DATA RECORDS
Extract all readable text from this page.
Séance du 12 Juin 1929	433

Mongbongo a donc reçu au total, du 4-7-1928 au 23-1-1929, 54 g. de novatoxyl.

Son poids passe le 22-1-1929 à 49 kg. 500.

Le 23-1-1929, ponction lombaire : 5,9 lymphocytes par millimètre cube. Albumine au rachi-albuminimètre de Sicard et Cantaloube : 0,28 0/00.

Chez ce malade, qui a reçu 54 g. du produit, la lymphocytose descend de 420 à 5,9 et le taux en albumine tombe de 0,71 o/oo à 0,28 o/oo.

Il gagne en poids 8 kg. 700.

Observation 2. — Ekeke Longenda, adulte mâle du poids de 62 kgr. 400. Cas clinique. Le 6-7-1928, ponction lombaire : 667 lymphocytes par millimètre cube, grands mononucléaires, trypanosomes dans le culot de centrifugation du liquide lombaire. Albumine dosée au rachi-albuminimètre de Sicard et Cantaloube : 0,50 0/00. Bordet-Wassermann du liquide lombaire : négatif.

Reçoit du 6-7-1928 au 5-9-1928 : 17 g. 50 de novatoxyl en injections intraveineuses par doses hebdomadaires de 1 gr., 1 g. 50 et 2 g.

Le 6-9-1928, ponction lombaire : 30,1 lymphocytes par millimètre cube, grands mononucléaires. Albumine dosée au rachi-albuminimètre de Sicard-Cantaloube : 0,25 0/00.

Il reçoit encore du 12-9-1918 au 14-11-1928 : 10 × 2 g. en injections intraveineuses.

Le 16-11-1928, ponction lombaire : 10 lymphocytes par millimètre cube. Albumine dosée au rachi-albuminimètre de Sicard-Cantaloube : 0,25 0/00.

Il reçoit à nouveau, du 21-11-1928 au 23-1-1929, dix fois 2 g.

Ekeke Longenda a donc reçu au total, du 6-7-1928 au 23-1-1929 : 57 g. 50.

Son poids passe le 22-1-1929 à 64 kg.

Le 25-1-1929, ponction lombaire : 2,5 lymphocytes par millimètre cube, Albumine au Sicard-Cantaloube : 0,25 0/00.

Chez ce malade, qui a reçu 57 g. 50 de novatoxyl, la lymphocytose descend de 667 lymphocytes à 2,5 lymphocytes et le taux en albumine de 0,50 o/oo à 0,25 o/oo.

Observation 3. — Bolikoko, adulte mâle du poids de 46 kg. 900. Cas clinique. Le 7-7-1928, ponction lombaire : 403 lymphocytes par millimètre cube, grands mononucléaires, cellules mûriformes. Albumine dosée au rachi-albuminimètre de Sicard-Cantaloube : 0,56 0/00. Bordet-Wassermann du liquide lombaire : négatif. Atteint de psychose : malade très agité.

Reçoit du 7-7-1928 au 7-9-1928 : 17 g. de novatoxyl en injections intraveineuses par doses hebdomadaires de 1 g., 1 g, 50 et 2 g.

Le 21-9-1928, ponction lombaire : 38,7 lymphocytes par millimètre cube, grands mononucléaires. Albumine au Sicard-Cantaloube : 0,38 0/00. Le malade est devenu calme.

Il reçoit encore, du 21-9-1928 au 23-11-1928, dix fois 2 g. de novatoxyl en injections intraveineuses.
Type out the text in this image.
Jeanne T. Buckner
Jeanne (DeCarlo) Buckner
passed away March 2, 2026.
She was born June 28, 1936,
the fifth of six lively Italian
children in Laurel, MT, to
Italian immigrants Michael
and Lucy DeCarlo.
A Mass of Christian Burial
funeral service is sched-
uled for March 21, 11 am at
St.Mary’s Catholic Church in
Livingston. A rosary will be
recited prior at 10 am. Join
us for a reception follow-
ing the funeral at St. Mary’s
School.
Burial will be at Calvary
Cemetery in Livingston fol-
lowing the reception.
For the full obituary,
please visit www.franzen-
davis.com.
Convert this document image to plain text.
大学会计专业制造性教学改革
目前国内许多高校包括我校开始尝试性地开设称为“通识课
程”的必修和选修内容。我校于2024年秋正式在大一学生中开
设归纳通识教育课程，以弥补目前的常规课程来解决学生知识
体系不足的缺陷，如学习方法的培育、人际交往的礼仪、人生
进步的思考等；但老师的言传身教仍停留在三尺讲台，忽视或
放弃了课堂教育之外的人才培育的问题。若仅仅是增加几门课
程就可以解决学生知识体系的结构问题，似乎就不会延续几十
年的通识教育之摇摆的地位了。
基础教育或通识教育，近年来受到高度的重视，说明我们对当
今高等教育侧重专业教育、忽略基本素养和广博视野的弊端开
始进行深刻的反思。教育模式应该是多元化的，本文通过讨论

JOB
Search the entries for the word "doses", then gather every line that has it.

FINAL RESULT
Reçoit du 6-7-1928 au 5-9-1928 : 17 g. 50 de novatoxyl en injections intraveineuses par doses hebdomadaires de 1 gr., 1 g. 50 et 2 g.
Reçoit du 7-7-1928 au 7-9-1928 : 17 g. de novatoxyl en injections intraveineuses par doses hebdomadaires de 1 g., 1 g, 50 et 2 g.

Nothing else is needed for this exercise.